- _What is being asked_
Beneath this task is a listing; retype all of it exactly.

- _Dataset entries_

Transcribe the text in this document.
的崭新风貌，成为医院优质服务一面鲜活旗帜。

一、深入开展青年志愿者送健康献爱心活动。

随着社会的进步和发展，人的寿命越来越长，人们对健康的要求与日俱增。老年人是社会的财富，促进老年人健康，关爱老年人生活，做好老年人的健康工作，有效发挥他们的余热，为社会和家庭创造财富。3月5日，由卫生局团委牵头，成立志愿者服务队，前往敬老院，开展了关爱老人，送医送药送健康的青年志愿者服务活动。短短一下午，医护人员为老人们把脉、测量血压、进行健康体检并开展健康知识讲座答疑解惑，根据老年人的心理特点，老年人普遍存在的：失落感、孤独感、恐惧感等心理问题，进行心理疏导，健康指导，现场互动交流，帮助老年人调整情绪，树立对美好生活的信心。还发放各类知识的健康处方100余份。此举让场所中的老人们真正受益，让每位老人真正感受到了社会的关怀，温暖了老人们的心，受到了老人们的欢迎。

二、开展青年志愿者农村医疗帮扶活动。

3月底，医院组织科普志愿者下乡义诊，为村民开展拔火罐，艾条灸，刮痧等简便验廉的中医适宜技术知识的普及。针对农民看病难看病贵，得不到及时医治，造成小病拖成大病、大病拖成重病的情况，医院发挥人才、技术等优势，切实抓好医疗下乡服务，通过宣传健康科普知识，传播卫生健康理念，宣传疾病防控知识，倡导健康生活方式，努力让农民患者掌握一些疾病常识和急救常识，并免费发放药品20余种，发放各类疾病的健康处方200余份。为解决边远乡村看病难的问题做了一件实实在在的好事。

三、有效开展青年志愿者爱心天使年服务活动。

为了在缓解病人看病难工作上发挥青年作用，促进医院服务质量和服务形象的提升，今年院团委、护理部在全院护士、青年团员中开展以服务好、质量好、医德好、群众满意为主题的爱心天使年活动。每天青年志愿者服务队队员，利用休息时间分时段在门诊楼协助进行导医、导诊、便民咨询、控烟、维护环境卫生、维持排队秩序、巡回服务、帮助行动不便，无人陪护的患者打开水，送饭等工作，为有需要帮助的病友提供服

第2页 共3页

- _Output of the task_
Transcribe the text in this document.
的崭新风貌，成为医院优质服务一面鲜活旗帜。

一、深入开展青年志愿者送健康献爱心活动。

随着社会的进步和发展，人的寿命越来越长，人们对健康的要求与日俱增。老年人是社会的财富，促进老年人健康，关爱老年人生活，做好老年人的健康工作，有效发挥他们的余热，为社会和家庭创造财富。3月5日，由卫生局团委牵头，成立志愿者服务队，前往敬老院，开展了关爱老人，送医送药送健康的青年志愿者服务活动。短短一下午，医护人员为老人们把脉、测量血压、进行健康体检并开展健康知识讲座答疑解惑，根据老年人的心理特点，老年人普遍存在的：失落感、孤独感、恐惧感等心理问题，进行心理疏导，健康指导，现场互动交流，帮助老年人调整情绪，树立对美好生活的信心。还发放各类知识的健康处方100余份。此举让场所中的老人们真正受益，让每位老人真正感受到了社会的关怀，温暖了老人们的心，受到了老人们的欢迎。

二、开展青年志愿者农村医疗帮扶活动。

3月底，医院组织科普志愿者下乡义诊，为村民开展拔火罐，艾条灸，刮痧等简便验廉的中医适宜技术知识的普及。针对农民看病难看病贵，得不到及时医治，造成小病拖成大病、大病拖成重病的情况，医院发挥人才、技术等优势，切实抓好医疗下乡服务，通过宣传健康科普知识，传播卫生健康理念，宣传疾病防控知识，倡导健康生活方式，努力让农民患者掌握一些疾病常识和急救常识，并免费发放药品20余种，发放各类疾病的健康处方200余份。为解决边远乡村看病难的问题做了一件实实在在的好事。

三、有效开展青年志愿者爱心天使年服务活动。

为了在缓解病人看病难工作上发挥青年作用，促进医院服务质量和服务形象的提升，今年院团委、护理部在全院护士、青年团员中开展以服务好、质量好、医德好、群众满意为主题的爱心天使年活动。每天青年志愿者服务队队员，利用休息时间分时段在门诊楼协助进行导医、导诊、便民咨询、控烟、维护环境卫生、维持排队秩序、巡回服务、帮助行动不便，无人陪护的患者打开水，送饭等工作，为有需要帮助的病友提供服

第2页 共3页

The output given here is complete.